> Supplied entries:
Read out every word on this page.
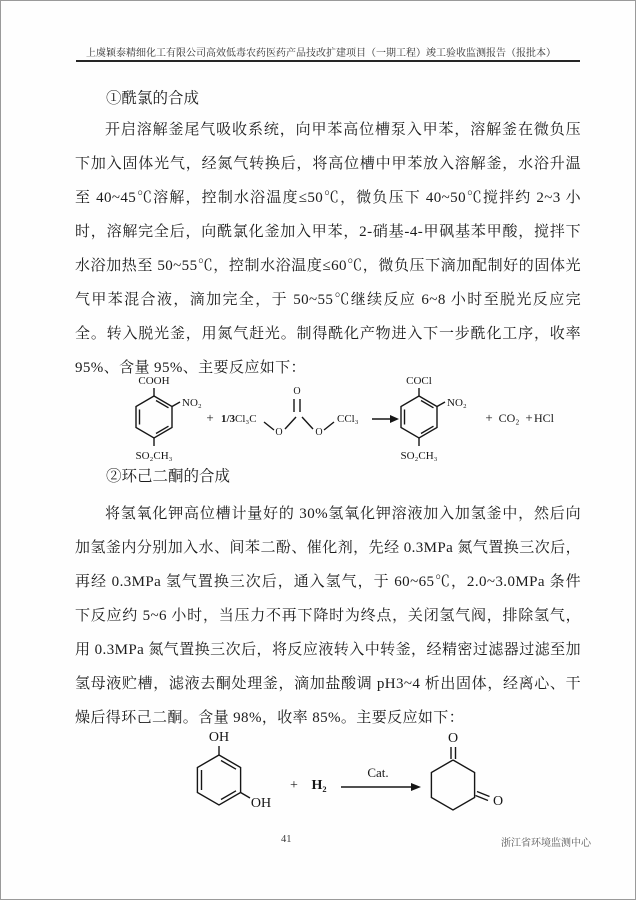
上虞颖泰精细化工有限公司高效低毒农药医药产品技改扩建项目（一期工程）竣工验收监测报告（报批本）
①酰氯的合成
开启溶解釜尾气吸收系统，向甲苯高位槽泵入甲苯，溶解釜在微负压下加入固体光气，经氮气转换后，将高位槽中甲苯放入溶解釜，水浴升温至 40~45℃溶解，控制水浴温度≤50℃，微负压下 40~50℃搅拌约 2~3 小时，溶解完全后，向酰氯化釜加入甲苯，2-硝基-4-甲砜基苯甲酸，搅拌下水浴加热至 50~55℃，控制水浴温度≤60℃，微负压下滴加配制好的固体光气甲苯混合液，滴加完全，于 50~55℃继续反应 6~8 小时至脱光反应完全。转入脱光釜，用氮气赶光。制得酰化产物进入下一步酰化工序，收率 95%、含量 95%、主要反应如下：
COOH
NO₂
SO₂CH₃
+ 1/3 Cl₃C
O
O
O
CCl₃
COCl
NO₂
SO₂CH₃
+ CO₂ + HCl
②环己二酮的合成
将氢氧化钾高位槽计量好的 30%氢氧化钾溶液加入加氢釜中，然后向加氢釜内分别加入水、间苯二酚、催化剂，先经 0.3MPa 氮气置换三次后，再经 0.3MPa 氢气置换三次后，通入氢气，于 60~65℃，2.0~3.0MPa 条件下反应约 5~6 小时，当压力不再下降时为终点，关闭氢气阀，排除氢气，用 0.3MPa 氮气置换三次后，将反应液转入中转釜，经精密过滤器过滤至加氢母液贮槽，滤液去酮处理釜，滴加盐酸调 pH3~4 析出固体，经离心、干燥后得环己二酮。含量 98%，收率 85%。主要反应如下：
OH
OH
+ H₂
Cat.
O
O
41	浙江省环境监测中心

> What is expected: Extract each line holding the word "主要反应如下" from the records.

> Worked answer:
开启溶解釜尾气吸收系统，向甲苯高位槽泵入甲苯，溶解釜在微负压下加入固体光气，经氮气转换后，将高位槽中甲苯放入溶解釜，水浴升温至 40~45℃溶解，控制水浴温度≤50℃，微负压下 40~50℃搅拌约 2~3 小时，溶解完全后，向酰氯化釜加入甲苯，2-硝基-4-甲砜基苯甲酸，搅拌下水浴加热至 50~55℃，控制水浴温度≤60℃，微负压下滴加配制好的固体光气甲苯混合液，滴加完全，于 50~55℃继续反应 6~8 小时至脱光反应完全。转入脱光釜，用氮气赶光。制得酰化产物进入下一步酰化工序，收率 95%、含量 95%、主要反应如下：
将氢氧化钾高位槽计量好的 30%氢氧化钾溶液加入加氢釜中，然后向加氢釜内分别加入水、间苯二酚、催化剂，先经 0.3MPa 氮气置换三次后，再经 0.3MPa 氢气置换三次后，通入氢气，于 60~65℃，2.0~3.0MPa 条件下反应约 5~6 小时，当压力不再下降时为终点，关闭氢气阀，排除氢气，用 0.3MPa 氮气置换三次后，将反应液转入中转釜，经精密过滤器过滤至加氢母液贮槽，滤液去酮处理釜，滴加盐酸调 pH3~4 析出固体，经离心、干燥后得环己二酮。含量 98%，收率 85%。主要反应如下：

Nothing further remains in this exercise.